## EXERCISE
Can you copy every one of the entries below word for word, changing nothing?

## RECORDS PROVIDED
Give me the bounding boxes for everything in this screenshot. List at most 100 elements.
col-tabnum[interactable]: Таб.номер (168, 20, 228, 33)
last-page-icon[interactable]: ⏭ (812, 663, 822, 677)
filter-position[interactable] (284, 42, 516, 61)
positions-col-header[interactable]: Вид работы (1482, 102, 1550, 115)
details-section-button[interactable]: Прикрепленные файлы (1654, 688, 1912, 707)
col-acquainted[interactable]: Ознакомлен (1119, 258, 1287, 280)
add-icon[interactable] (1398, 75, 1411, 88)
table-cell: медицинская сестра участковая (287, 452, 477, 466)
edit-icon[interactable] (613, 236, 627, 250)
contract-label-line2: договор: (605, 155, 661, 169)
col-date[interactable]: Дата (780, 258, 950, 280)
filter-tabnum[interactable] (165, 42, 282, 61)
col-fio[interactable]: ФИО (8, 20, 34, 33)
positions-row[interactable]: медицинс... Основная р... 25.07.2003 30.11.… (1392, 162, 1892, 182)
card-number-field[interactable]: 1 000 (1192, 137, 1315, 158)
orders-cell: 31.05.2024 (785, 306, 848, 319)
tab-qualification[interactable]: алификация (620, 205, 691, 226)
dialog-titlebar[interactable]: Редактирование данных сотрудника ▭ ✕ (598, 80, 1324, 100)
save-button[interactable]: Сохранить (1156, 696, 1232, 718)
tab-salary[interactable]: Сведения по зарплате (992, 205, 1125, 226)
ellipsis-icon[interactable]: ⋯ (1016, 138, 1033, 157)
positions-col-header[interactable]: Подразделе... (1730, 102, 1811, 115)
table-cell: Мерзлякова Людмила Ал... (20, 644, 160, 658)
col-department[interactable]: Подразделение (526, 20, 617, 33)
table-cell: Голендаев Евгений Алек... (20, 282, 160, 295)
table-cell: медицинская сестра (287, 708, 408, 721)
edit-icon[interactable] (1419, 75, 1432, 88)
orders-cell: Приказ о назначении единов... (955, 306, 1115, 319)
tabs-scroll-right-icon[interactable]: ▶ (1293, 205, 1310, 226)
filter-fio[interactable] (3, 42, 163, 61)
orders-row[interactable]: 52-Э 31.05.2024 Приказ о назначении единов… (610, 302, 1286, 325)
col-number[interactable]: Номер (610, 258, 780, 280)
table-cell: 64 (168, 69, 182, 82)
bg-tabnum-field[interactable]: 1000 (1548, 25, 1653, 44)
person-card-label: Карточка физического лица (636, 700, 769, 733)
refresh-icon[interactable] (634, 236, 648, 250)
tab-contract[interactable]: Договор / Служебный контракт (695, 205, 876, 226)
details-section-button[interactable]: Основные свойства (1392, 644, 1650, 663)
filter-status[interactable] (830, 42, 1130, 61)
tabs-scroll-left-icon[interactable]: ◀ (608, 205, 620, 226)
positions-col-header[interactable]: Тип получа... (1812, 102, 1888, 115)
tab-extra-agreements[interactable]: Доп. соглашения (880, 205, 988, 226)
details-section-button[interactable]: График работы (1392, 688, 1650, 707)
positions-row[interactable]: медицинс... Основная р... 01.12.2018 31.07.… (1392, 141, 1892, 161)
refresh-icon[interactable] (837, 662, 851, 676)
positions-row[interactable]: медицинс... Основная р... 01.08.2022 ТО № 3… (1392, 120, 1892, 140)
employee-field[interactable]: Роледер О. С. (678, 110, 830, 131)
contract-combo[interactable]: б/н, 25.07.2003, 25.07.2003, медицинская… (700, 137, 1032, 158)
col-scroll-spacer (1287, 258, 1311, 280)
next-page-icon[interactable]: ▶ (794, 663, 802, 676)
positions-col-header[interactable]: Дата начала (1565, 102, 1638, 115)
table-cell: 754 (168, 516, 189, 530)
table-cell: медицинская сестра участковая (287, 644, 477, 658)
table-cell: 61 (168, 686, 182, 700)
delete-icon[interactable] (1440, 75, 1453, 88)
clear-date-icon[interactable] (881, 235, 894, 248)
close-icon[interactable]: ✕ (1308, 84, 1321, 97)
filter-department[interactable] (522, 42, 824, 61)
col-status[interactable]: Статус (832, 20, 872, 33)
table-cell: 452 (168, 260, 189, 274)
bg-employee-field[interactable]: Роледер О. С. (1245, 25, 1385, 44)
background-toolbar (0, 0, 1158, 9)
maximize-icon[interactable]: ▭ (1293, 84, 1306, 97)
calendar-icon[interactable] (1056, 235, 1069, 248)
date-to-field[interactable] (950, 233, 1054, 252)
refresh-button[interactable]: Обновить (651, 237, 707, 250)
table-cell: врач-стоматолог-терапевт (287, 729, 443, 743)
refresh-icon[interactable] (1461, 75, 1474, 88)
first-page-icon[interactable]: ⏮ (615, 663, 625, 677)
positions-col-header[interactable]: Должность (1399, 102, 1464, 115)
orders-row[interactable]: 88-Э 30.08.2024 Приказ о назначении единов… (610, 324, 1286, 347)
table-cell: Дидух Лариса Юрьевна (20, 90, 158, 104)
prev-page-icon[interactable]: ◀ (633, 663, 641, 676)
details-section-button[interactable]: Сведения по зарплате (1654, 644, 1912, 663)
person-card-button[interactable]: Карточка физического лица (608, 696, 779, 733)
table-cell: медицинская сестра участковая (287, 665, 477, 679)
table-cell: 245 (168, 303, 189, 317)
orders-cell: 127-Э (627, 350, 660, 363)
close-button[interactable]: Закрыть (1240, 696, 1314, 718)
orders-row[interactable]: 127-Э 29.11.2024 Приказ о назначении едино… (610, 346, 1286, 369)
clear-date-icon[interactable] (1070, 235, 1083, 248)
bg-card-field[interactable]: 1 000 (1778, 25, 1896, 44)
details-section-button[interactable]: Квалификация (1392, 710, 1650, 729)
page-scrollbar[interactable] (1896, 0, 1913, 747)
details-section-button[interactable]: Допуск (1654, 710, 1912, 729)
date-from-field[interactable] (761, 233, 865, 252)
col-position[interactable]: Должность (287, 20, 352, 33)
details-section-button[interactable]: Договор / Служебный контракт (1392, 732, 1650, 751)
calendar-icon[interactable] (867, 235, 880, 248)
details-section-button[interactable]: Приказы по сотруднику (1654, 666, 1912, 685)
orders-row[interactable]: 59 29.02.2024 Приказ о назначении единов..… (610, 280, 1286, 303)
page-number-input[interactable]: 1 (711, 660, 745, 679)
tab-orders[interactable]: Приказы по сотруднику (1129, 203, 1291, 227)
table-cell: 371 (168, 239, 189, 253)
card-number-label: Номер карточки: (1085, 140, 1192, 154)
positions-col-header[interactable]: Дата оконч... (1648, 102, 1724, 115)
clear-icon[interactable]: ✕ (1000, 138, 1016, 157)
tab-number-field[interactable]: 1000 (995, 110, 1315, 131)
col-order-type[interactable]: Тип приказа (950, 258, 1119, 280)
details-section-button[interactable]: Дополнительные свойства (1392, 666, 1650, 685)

## FINISHED EXERCISE
Give me the bounding boxes for everything in this screenshot. List at most 100 elements.
col-tabnum[interactable]: Таб.номер (168, 20, 228, 33)
last-page-icon[interactable]: ⏭ (812, 663, 822, 677)
filter-position[interactable] (284, 42, 516, 61)
positions-col-header[interactable]: Вид работы (1482, 102, 1550, 115)
details-section-button[interactable]: Прикрепленные файлы (1654, 688, 1912, 707)
col-acquainted[interactable]: Ознакомлен (1119, 258, 1287, 280)
add-icon[interactable] (1398, 75, 1411, 88)
table-cell: медицинская сестра участковая (287, 452, 477, 466)
edit-icon[interactable] (613, 236, 627, 250)
contract-label-line2: договор: (605, 155, 661, 169)
col-date[interactable]: Дата (780, 258, 950, 280)
filter-tabnum[interactable] (165, 42, 282, 61)
col-fio[interactable]: ФИО (8, 20, 34, 33)
positions-row[interactable]: медицинс... Основная р... 25.07.2003 30.11.… (1392, 162, 1892, 182)
card-number-field[interactable]: 1 000 (1192, 137, 1315, 158)
orders-cell: 31.05.2024 (785, 306, 848, 319)
tab-qualification[interactable]: алификация (620, 205, 691, 226)
dialog-titlebar[interactable]: Редактирование данных сотрудника ▭ ✕ (598, 80, 1324, 100)
save-button[interactable]: Сохранить (1156, 696, 1232, 718)
tab-salary[interactable]: Сведения по зарплате (992, 205, 1125, 226)
ellipsis-icon[interactable]: ⋯ (1016, 138, 1033, 157)
positions-col-header[interactable]: Подразделе... (1730, 102, 1811, 115)
table-cell: Мерзлякова Людмила Ал... (20, 644, 160, 658)
col-department[interactable]: Подразделение (526, 20, 617, 33)
table-cell: Голендаев Евгений Алек... (20, 282, 160, 295)
table-cell: медицинская сестра (287, 708, 408, 721)
edit-icon[interactable] (1419, 75, 1432, 88)
orders-cell: Приказ о назначении единов... (955, 306, 1115, 319)
tabs-scroll-right-icon[interactable]: ▶ (1293, 205, 1310, 226)
filter-fio[interactable] (3, 42, 163, 61)
orders-row[interactable]: 52-Э 31.05.2024 Приказ о назначении единов… (610, 302, 1286, 325)
col-number[interactable]: Номер (610, 258, 780, 280)
table-cell: 64 (168, 69, 182, 82)
bg-tabnum-field[interactable]: 1000 (1548, 25, 1653, 44)
person-card-label: Карточка физического лица (636, 700, 769, 733)
refresh-icon[interactable] (634, 236, 648, 250)
tab-contract[interactable]: Договор / Служебный контракт (695, 205, 876, 226)
details-section-button[interactable]: Основные свойства (1392, 644, 1650, 663)
filter-status[interactable] (830, 42, 1130, 61)
tabs-scroll-left-icon[interactable]: ◀ (608, 205, 620, 226)
positions-col-header[interactable]: Тип получа... (1812, 102, 1888, 115)
tab-extra-agreements[interactable]: Доп. соглашения (880, 205, 988, 226)
details-section-button[interactable]: График работы (1392, 688, 1650, 707)
positions-row[interactable]: медицинс... Основная р... 01.12.2018 31.07.… (1392, 141, 1892, 161)
refresh-icon[interactable] (837, 662, 851, 676)
positions-row[interactable]: медицинс... Основная р... 01.08.2022 ТО № 3… (1392, 120, 1892, 140)
employee-field[interactable]: Роледер О. С. (678, 110, 830, 131)
contract-combo[interactable]: б/н, 25.07.2003, 25.07.2003, медицинская… (700, 137, 1032, 158)
col-scroll-spacer (1287, 258, 1311, 280)
next-page-icon[interactable]: ▶ (794, 663, 802, 676)
positions-col-header[interactable]: Дата начала (1565, 102, 1638, 115)
table-cell: 754 (168, 516, 189, 530)
table-cell: медицинская сестра участковая (287, 644, 477, 658)
table-cell: 61 (168, 686, 182, 700)
delete-icon[interactable] (1440, 75, 1453, 88)
clear-date-icon[interactable] (881, 235, 894, 248)
close-icon[interactable]: ✕ (1308, 84, 1321, 97)
filter-department[interactable] (522, 42, 824, 61)
col-status[interactable]: Статус (832, 20, 872, 33)
table-cell: 452 (168, 260, 189, 274)
bg-employee-field[interactable]: Роледер О. С. (1245, 25, 1385, 44)
background-toolbar (0, 0, 1158, 9)
maximize-icon[interactable]: ▭ (1293, 84, 1306, 97)
calendar-icon[interactable] (1056, 235, 1069, 248)
date-to-field[interactable] (950, 233, 1054, 252)
refresh-button[interactable]: Обновить (651, 237, 707, 250)
table-cell: врач-стоматолог-терапевт (287, 729, 443, 743)
refresh-icon[interactable] (1461, 75, 1474, 88)
first-page-icon[interactable]: ⏮ (615, 663, 625, 677)
positions-col-header[interactable]: Должность (1399, 102, 1464, 115)
orders-row[interactable]: 88-Э 30.08.2024 Приказ о назначении единов… (610, 324, 1286, 347)
table-cell: Дидух Лариса Юрьевна (20, 90, 158, 104)
prev-page-icon[interactable]: ◀ (633, 663, 641, 676)
details-section-button[interactable]: Сведения по зарплате (1654, 644, 1912, 663)
person-card-button[interactable]: Карточка физического лица (608, 696, 779, 733)
table-cell: медицинская сестра участковая (287, 665, 477, 679)
table-cell: 245 (168, 303, 189, 317)
orders-cell: 127-Э (627, 350, 660, 363)
close-button[interactable]: Закрыть (1240, 696, 1314, 718)
orders-row[interactable]: 127-Э 29.11.2024 Приказ о назначении едино… (610, 346, 1286, 369)
clear-date-icon[interactable] (1070, 235, 1083, 248)
bg-card-field[interactable]: 1 000 (1778, 25, 1896, 44)
details-section-button[interactable]: Квалификация (1392, 710, 1650, 729)
page-scrollbar[interactable] (1896, 0, 1913, 747)
details-section-button[interactable]: Допуск (1654, 710, 1912, 729)
date-from-field[interactable] (761, 233, 865, 252)
col-position[interactable]: Должность (287, 20, 352, 33)
details-section-button[interactable]: Договор / Служебный контракт (1392, 732, 1650, 751)
calendar-icon[interactable] (867, 235, 880, 248)
details-section-button[interactable]: Приказы по сотруднику (1654, 666, 1912, 685)
orders-row[interactable]: 59 29.02.2024 Приказ о назначении единов..… (610, 280, 1286, 303)
page-number-input[interactable]: 1 (711, 660, 745, 679)
tab-orders[interactable]: Приказы по сотруднику (1129, 203, 1291, 227)
table-cell: 371 (168, 239, 189, 253)
card-number-label: Номер карточки: (1085, 140, 1192, 154)
positions-col-header[interactable]: Дата оконч... (1648, 102, 1724, 115)
clear-icon[interactable]: ✕ (1000, 138, 1016, 157)
tab-number-field[interactable]: 1000 (995, 110, 1315, 131)
col-order-type[interactable]: Тип приказа (950, 258, 1119, 280)
details-section-button[interactable]: Дополнительные свойства (1392, 666, 1650, 685)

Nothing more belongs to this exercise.